WHAT IS EXPECTED: Search the data below for "Pelée"; list each line that holds it.

SUPPLIED ENTRIES:
◆ ◆ ◆ ◆ ◆ ◆ ◆
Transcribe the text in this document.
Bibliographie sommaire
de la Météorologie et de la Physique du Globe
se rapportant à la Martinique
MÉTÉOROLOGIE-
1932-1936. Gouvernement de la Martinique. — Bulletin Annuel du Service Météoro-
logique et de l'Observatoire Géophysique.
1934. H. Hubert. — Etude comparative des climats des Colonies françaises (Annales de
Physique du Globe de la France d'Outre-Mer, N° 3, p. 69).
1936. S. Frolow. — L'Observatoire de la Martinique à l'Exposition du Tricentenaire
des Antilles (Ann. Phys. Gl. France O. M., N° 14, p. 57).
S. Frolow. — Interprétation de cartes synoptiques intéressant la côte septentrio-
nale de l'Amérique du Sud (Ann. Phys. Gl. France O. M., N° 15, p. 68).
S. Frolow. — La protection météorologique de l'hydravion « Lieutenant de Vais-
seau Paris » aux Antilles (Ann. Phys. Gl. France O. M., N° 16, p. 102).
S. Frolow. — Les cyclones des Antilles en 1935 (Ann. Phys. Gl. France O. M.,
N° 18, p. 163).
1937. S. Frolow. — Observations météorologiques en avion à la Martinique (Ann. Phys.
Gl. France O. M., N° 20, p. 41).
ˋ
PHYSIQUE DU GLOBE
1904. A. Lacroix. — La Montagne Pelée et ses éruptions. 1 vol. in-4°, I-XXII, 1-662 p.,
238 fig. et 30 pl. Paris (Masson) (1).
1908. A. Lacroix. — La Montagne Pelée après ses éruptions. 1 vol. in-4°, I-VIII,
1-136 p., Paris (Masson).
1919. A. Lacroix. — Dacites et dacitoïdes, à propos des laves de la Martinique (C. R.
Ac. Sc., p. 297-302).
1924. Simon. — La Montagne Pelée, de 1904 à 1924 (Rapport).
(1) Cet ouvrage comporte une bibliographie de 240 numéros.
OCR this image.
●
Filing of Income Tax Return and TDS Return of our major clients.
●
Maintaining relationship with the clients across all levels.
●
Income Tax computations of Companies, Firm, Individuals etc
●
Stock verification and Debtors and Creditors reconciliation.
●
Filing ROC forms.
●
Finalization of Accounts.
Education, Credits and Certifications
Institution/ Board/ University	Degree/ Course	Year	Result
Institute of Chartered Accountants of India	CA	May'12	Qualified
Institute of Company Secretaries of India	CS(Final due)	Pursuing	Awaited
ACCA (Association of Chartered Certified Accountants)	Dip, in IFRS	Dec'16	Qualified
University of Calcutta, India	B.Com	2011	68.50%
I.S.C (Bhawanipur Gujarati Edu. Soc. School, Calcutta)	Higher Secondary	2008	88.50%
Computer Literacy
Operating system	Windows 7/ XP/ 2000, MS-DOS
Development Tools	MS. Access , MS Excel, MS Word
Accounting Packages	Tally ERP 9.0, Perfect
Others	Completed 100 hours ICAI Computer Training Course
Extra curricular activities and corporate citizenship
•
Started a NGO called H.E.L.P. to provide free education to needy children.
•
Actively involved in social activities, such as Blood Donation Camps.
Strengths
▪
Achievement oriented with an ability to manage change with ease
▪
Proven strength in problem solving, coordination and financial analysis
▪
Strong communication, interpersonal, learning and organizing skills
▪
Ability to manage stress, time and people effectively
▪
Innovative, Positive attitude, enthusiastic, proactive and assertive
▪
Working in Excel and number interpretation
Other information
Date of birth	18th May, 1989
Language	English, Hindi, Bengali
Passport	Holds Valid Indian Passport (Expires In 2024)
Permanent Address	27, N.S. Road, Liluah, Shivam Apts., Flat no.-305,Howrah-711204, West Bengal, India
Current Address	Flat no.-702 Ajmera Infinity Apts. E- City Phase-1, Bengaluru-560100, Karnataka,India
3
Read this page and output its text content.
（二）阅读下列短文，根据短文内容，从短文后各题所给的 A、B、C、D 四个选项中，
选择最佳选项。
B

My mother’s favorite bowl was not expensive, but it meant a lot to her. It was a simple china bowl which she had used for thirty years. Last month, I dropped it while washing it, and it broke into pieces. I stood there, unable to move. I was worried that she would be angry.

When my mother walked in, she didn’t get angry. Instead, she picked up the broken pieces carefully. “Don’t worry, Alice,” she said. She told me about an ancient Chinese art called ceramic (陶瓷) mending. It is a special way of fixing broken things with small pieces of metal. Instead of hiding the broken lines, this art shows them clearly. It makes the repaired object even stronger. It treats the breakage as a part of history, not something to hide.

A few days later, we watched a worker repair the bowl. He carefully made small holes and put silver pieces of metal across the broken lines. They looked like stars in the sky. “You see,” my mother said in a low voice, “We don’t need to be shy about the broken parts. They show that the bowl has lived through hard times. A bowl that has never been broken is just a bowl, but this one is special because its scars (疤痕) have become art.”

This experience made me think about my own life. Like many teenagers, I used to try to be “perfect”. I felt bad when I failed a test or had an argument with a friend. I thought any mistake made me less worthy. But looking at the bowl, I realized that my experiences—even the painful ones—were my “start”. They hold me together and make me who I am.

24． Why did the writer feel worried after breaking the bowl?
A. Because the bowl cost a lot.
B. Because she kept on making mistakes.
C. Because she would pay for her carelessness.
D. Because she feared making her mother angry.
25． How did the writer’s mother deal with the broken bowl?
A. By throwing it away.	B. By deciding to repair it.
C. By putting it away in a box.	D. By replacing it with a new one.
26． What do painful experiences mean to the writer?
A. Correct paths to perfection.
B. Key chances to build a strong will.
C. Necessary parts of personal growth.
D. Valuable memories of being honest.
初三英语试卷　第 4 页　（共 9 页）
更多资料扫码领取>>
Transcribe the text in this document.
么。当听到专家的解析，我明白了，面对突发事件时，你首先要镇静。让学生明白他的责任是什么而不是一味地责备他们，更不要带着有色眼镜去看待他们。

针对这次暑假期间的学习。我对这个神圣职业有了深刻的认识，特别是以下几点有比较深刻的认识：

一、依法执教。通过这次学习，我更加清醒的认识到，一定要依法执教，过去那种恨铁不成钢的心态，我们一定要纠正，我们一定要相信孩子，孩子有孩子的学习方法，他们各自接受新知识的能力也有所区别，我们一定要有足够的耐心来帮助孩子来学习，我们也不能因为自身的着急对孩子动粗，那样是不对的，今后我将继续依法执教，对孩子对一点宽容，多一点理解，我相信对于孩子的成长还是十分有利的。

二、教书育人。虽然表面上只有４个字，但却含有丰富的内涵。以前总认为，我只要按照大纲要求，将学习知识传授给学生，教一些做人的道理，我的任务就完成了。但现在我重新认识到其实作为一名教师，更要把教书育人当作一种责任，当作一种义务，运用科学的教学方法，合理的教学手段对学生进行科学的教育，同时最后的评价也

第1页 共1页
◆ ◆ ◆ ◆ ◆ ◆ ◆
EXERCISE OUTPUT:
1904. A. Lacroix. — La Montagne Pelée et ses éruptions. 1 vol. in-4°, I-XXII, 1-662 p.,
1908. A. Lacroix. — La Montagne Pelée après ses éruptions. 1 vol. in-4°, I-VIII,
1924. Simon. — La Montagne Pelée, de 1904 à 1924 (Rapport).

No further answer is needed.